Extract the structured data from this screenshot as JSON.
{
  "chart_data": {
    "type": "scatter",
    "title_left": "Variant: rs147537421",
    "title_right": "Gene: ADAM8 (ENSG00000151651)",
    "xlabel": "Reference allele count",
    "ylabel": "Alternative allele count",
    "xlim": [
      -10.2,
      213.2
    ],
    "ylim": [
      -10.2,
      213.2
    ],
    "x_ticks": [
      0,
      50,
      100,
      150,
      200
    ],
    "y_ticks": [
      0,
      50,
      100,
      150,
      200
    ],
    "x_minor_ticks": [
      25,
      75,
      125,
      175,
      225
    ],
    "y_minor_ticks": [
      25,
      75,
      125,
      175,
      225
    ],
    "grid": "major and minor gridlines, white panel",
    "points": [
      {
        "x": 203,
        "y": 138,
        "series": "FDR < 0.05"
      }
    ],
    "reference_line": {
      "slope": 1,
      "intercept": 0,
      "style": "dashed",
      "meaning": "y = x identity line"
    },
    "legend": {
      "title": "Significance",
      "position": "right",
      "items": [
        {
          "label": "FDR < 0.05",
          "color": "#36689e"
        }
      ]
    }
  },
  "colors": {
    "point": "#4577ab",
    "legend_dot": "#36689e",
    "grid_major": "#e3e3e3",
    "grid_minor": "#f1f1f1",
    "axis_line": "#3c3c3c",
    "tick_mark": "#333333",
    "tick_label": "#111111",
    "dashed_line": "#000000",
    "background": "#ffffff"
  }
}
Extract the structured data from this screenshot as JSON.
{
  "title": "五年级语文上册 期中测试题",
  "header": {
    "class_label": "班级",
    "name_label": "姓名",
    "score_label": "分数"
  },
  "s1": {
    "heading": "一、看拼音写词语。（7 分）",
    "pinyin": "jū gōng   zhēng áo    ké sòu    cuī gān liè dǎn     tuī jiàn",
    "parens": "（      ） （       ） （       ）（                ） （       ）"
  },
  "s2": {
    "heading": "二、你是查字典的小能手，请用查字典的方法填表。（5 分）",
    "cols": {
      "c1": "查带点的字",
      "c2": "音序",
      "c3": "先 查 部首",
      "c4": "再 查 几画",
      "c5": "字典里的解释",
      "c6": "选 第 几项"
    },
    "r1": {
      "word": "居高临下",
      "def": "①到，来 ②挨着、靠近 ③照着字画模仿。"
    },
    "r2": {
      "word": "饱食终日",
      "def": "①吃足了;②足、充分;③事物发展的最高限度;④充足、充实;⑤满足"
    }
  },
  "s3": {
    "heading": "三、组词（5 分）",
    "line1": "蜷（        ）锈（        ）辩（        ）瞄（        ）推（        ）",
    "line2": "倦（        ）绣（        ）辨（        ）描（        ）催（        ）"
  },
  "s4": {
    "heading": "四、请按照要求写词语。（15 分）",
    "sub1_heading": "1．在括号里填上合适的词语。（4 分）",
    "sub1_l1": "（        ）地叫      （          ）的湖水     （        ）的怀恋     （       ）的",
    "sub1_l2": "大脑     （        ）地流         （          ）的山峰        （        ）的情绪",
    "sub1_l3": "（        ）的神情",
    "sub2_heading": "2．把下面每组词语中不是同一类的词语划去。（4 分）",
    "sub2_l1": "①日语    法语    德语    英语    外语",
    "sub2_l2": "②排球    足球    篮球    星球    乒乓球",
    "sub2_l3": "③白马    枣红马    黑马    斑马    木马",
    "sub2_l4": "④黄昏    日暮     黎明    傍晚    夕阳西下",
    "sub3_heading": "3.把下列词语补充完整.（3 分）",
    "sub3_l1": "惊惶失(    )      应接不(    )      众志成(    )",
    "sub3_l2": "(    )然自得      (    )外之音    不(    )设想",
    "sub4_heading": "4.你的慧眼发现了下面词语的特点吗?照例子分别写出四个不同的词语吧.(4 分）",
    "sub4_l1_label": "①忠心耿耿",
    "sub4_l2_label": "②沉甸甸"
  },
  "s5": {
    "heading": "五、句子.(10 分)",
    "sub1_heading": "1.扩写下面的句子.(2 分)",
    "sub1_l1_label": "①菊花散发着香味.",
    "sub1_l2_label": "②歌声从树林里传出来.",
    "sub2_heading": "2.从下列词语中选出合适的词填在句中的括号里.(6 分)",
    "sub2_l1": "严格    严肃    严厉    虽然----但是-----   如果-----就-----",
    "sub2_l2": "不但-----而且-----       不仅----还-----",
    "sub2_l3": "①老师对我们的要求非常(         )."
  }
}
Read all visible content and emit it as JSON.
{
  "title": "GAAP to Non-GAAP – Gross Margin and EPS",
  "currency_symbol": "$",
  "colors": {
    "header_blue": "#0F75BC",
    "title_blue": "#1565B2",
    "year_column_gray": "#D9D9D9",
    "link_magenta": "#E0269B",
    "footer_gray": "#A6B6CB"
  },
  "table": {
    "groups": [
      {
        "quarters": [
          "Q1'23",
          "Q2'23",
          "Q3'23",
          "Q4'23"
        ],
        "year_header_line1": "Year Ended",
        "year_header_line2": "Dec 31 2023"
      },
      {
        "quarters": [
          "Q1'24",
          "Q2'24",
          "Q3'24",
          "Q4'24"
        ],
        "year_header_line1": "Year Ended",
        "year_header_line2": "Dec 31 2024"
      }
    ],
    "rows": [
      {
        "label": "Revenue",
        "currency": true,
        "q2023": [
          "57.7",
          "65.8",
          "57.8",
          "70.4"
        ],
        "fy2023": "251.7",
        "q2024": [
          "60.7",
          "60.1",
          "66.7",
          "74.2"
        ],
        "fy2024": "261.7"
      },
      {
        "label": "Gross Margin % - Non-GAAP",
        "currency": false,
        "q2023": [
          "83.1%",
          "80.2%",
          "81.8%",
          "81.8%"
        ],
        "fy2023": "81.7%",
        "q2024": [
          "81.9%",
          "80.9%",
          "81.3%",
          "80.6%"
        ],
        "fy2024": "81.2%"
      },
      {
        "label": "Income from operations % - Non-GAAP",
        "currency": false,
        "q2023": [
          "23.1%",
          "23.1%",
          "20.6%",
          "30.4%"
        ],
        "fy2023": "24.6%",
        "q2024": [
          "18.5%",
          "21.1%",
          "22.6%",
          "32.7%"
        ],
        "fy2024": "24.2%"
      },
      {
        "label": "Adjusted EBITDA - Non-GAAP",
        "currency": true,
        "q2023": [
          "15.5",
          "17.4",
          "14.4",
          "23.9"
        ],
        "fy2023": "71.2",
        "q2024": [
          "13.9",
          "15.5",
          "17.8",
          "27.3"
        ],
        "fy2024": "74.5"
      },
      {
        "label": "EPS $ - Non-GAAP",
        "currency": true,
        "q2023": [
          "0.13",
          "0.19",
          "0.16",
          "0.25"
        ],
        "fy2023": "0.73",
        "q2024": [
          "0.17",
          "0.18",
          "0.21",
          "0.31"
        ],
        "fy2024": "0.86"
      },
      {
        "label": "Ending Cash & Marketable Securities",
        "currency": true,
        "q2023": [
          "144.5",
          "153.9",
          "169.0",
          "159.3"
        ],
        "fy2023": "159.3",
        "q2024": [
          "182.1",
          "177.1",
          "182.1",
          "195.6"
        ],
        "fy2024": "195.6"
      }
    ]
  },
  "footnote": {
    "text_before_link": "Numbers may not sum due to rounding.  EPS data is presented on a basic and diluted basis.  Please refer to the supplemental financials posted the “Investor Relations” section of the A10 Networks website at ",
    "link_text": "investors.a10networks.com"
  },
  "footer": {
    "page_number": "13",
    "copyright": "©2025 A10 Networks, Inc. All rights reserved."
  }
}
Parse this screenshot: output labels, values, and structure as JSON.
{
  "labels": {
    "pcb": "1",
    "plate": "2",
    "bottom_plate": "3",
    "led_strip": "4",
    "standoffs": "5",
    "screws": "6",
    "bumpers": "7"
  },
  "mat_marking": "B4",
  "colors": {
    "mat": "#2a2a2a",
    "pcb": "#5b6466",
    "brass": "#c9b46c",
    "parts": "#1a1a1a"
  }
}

**PROBLEM TO SOLVE**
Return only the lines running from the line with "Parse this screenshot: output" to the last line of the records, both included, exactly as written.

**FINAL RESULT**
Parse this screenshot: output labels, values, and structure as JSON.
{
  "labels": {
    "pcb": "1",
    "plate": "2",
    "bottom_plate": "3",
    "led_strip": "4",
    "standoffs": "5",
    "screws": "6",
    "bumpers": "7"
  },
  "mat_marking": "B4",
  "colors": {
    "mat": "#2a2a2a",
    "pcb": "#5b6466",
    "brass": "#c9b46c",
    "parts": "#1a1a1a"
  }
}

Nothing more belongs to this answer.